What you are asked to do ->
Read the records below. Copy each line where the string "approval" occurs.

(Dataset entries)
::::::::

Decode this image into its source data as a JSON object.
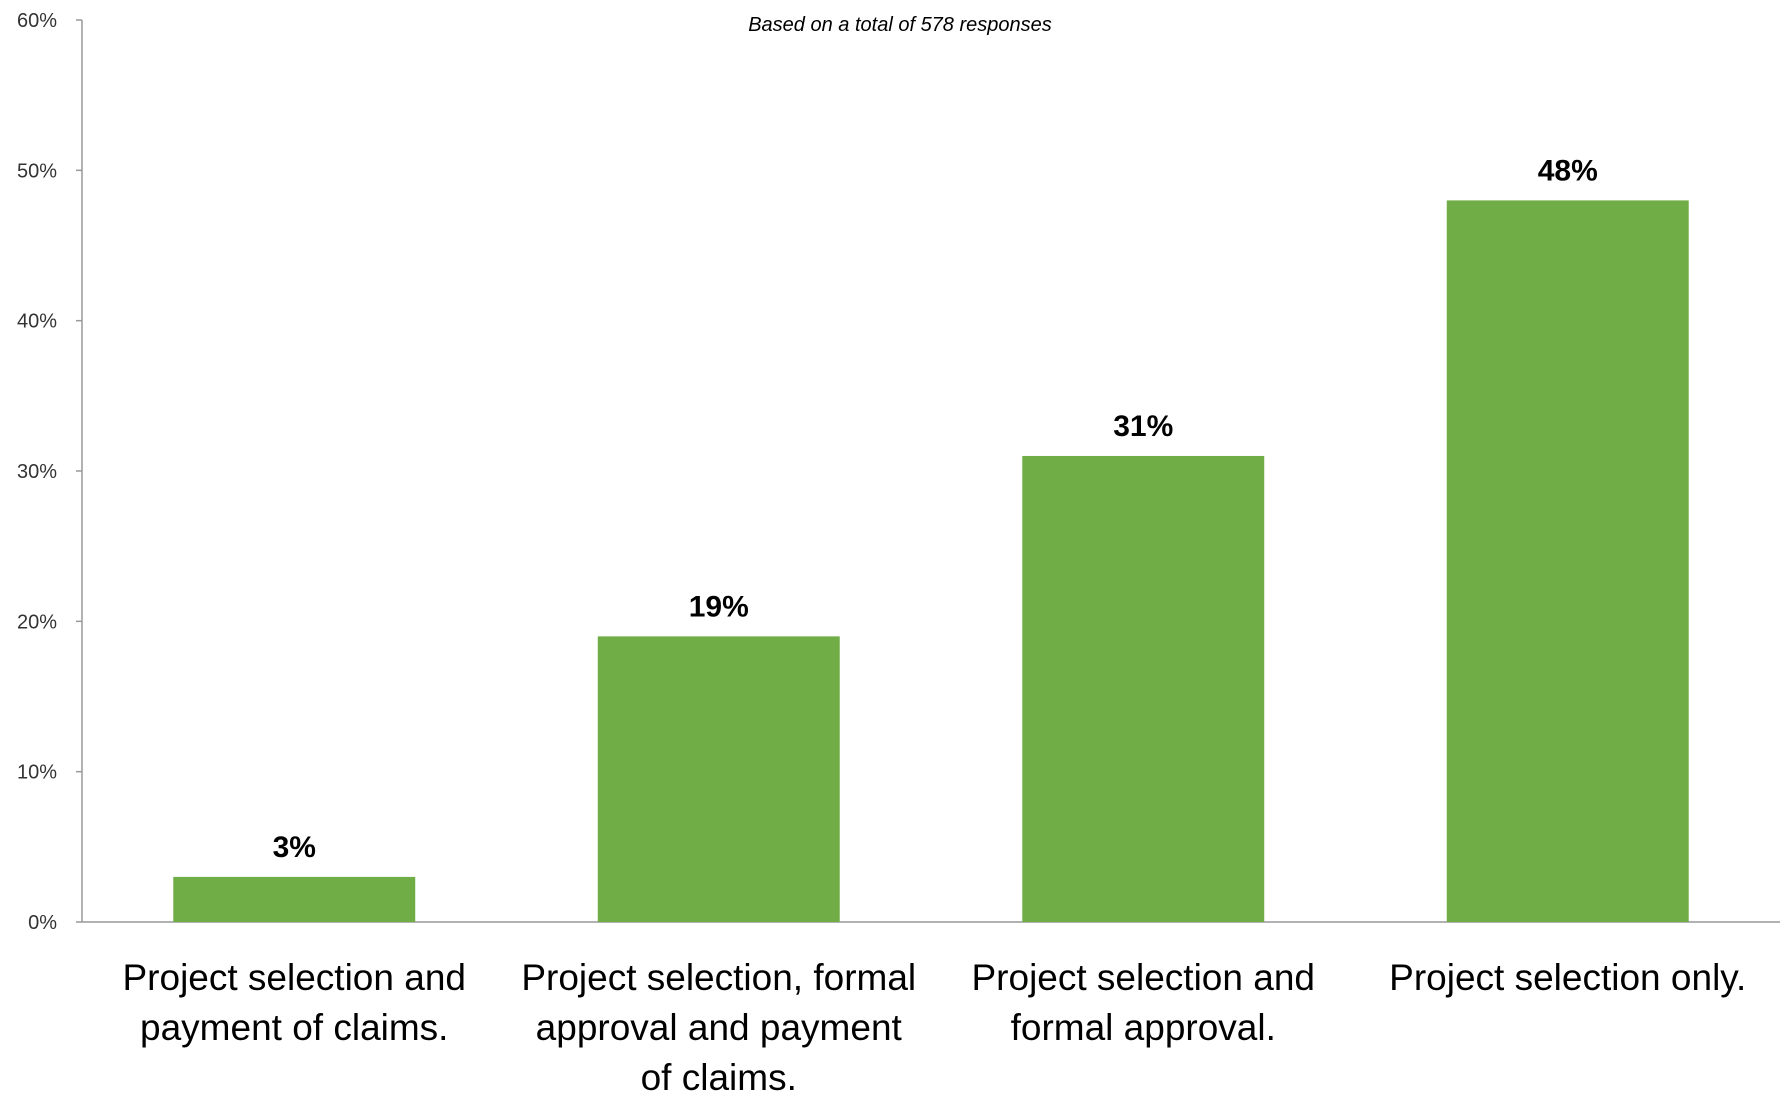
{
  "chart_data": {
    "type": "bar",
    "title": "",
    "subtitle": "Based on a total of 578 responses",
    "categories": [
      "Project selection and payment of claims.",
      "Project selection, formal approval and payment of claims.",
      "Project selection and formal approval.",
      "Project selection only."
    ],
    "values": [
      3,
      19,
      31,
      48
    ],
    "value_labels": [
      "3%",
      "19%",
      "31%",
      "48%"
    ],
    "yticks": [
      "0%",
      "10%",
      "20%",
      "30%",
      "40%",
      "50%",
      "60%"
    ],
    "xlabel": "",
    "ylabel": "",
    "ylim": [
      0,
      60
    ],
    "grid": false,
    "legend": "none",
    "colors": {
      "bar": "#70AD47",
      "axis": "#999999"
    }
  }
}
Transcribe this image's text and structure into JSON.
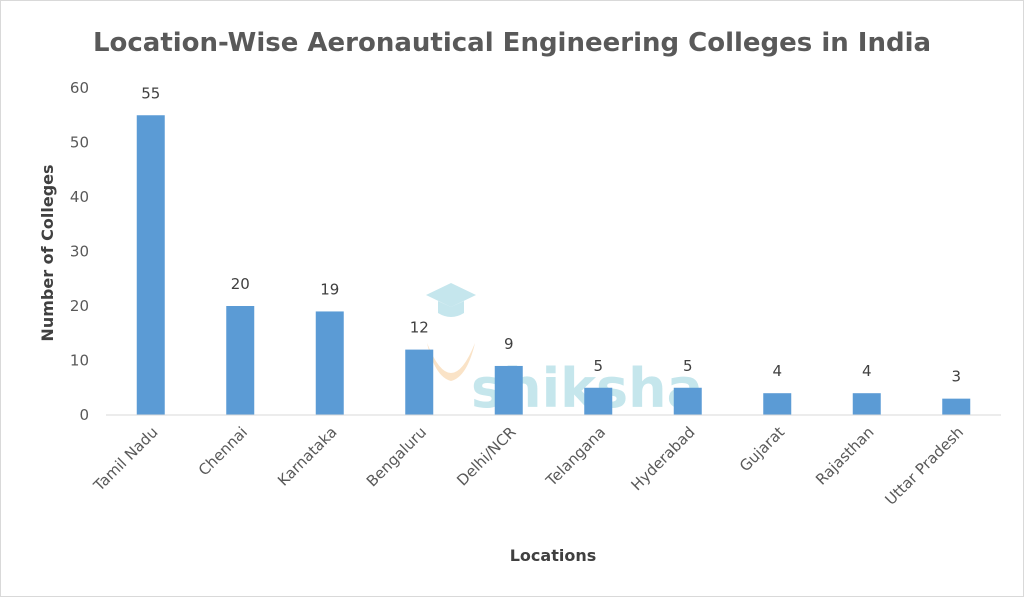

::::::::

Complete output ->
      "Project selection, formal approval and payment of claims.",
      "Project selection and formal approval.",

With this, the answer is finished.